(Data extracted from a collection)
* * *

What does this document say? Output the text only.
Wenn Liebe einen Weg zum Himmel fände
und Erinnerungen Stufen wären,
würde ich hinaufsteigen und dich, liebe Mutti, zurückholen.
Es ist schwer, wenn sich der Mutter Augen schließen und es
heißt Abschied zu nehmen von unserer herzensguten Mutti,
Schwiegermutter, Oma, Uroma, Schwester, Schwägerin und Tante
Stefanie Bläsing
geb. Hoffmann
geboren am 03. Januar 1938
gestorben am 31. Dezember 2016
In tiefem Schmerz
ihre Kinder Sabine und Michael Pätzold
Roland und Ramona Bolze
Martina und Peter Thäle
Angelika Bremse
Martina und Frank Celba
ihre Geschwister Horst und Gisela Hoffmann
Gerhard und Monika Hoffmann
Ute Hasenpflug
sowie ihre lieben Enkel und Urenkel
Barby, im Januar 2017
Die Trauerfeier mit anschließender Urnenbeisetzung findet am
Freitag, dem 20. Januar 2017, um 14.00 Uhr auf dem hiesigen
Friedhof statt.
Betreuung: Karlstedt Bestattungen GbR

* * *

▶ [Direction]
Return each line with "Hoffmann".

▶ [Response to this task]
geb. Hoffmann
ihre Geschwister Horst und Gisela Hoffmann
Gerhard und Monika Hoffmann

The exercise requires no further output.